__Information shown__.
----------------

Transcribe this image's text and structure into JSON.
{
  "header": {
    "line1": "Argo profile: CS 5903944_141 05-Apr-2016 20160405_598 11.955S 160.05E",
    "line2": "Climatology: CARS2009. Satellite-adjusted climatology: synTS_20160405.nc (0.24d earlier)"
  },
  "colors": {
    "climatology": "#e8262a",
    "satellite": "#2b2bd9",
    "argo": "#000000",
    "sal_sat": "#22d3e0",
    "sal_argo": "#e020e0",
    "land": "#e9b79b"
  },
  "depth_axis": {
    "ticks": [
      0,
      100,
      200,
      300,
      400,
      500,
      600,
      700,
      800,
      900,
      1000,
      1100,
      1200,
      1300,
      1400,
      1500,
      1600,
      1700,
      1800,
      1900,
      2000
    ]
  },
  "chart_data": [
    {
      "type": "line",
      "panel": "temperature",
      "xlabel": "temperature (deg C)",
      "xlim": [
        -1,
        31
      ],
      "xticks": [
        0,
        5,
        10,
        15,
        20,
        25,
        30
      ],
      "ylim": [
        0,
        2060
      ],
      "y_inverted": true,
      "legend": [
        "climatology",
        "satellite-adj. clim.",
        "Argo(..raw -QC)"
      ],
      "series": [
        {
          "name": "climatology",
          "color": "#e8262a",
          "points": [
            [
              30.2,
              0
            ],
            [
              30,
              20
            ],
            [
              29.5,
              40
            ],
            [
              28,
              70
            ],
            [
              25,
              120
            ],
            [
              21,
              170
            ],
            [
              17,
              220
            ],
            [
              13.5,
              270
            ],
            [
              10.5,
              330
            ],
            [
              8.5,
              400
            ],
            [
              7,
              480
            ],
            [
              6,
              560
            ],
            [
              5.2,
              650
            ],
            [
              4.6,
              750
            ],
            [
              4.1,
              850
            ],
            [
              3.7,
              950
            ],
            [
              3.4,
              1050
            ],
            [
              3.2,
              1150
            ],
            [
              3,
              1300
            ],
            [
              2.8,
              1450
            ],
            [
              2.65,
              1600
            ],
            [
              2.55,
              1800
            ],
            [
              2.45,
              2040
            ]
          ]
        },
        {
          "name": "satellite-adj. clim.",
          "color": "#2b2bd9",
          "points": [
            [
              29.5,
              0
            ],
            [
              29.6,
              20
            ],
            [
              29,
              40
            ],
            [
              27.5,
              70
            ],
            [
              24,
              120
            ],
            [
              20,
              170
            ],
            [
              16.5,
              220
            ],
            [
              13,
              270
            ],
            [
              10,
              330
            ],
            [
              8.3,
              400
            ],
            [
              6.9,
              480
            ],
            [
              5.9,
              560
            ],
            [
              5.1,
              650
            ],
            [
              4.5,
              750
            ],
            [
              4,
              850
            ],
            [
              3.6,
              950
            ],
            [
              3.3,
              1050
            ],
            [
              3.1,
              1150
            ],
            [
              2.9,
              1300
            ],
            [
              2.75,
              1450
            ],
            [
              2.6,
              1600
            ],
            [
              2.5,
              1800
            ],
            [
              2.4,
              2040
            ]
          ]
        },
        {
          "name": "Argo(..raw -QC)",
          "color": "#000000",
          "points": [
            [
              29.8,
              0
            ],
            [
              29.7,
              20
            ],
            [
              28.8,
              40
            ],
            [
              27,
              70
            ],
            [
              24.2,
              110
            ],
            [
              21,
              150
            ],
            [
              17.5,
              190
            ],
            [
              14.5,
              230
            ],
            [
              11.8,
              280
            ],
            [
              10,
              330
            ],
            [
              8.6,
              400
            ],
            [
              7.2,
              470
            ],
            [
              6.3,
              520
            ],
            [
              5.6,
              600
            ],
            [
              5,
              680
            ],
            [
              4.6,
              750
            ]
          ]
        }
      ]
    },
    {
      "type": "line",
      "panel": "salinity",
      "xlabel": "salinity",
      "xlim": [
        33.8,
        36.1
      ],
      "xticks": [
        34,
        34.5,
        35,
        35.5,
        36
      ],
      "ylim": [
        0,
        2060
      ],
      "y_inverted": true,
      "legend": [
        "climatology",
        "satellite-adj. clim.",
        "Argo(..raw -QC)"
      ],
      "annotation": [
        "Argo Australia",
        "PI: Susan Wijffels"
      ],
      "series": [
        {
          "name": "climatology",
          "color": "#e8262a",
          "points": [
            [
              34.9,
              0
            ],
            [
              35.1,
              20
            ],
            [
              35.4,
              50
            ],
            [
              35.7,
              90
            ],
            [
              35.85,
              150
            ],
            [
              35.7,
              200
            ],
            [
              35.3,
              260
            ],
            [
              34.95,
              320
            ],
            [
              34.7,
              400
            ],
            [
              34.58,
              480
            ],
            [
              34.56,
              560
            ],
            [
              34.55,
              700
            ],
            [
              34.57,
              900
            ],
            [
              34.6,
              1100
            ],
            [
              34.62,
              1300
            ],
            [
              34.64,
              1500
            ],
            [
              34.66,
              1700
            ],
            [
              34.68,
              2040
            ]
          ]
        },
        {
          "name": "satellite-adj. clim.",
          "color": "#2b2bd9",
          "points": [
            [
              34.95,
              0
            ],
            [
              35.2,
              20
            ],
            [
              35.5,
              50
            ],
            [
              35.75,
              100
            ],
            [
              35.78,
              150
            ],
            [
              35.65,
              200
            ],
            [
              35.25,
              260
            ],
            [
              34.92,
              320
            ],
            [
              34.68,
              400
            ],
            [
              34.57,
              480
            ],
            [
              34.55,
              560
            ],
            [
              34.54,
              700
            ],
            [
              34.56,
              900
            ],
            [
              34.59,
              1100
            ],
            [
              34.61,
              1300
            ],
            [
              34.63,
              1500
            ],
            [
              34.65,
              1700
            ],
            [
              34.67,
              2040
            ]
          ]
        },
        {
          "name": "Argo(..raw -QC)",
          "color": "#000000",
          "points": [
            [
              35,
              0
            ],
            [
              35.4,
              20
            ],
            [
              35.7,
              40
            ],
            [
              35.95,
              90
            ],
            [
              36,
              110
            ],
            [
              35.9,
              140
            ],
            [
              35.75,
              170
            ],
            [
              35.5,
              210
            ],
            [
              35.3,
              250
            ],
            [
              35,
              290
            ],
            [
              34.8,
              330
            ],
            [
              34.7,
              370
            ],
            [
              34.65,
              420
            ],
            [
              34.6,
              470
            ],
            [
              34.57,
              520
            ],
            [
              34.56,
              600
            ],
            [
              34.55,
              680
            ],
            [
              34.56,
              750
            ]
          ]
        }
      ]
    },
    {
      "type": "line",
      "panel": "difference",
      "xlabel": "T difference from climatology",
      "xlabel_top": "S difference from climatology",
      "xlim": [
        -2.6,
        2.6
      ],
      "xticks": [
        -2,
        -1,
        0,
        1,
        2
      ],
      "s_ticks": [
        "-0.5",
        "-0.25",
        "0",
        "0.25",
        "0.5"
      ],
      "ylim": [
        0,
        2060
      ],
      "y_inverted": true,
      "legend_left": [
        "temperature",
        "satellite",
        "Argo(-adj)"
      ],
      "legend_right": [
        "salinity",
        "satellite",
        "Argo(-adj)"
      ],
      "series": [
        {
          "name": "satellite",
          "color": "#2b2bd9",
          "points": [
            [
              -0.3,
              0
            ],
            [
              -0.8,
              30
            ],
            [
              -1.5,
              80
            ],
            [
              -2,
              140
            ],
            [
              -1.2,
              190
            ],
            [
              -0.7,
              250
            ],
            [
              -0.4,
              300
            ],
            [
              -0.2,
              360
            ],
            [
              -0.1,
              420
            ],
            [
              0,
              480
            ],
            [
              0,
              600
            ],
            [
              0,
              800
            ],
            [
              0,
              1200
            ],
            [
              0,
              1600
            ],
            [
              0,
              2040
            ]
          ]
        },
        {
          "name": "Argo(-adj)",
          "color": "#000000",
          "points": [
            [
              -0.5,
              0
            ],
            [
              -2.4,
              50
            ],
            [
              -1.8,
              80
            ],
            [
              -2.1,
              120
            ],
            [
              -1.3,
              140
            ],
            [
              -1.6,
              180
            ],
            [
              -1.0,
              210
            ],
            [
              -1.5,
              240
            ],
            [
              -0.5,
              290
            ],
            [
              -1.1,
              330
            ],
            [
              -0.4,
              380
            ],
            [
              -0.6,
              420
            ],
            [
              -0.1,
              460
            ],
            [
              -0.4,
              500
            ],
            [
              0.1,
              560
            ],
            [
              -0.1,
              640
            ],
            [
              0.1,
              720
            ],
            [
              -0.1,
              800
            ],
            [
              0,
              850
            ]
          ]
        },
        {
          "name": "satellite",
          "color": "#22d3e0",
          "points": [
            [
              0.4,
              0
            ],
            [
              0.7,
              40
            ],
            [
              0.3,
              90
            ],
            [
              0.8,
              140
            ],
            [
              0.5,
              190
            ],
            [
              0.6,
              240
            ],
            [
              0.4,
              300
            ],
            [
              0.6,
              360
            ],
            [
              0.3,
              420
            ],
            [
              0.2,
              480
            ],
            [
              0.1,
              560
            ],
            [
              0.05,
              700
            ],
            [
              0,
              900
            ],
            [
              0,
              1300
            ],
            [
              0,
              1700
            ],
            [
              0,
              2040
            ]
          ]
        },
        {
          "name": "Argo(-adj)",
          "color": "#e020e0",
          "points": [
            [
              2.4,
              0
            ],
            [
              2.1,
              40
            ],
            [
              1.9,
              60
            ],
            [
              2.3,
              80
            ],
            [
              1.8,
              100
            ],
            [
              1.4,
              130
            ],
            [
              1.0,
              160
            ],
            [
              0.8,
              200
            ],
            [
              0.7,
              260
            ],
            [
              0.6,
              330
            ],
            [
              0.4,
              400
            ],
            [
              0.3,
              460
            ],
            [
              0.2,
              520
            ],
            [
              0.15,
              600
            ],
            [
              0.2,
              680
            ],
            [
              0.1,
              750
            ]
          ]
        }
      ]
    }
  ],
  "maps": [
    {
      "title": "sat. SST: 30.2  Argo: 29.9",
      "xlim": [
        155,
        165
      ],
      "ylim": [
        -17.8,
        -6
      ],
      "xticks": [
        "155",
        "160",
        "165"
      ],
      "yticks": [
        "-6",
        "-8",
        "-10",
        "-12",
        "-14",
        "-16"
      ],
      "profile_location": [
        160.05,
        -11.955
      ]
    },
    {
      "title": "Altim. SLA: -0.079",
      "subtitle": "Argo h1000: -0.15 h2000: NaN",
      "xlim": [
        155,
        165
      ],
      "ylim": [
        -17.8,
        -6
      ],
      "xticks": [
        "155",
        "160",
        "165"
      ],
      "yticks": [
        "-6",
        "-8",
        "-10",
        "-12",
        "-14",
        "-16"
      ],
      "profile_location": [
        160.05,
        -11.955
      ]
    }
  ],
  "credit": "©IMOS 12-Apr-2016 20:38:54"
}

----------------

__Aim__. Which lines contain the word "from"? Copy each of them.

__Solution to the problem__.
      "xlabel": "T difference from climatology",
      "xlabel_top": "S difference from climatology",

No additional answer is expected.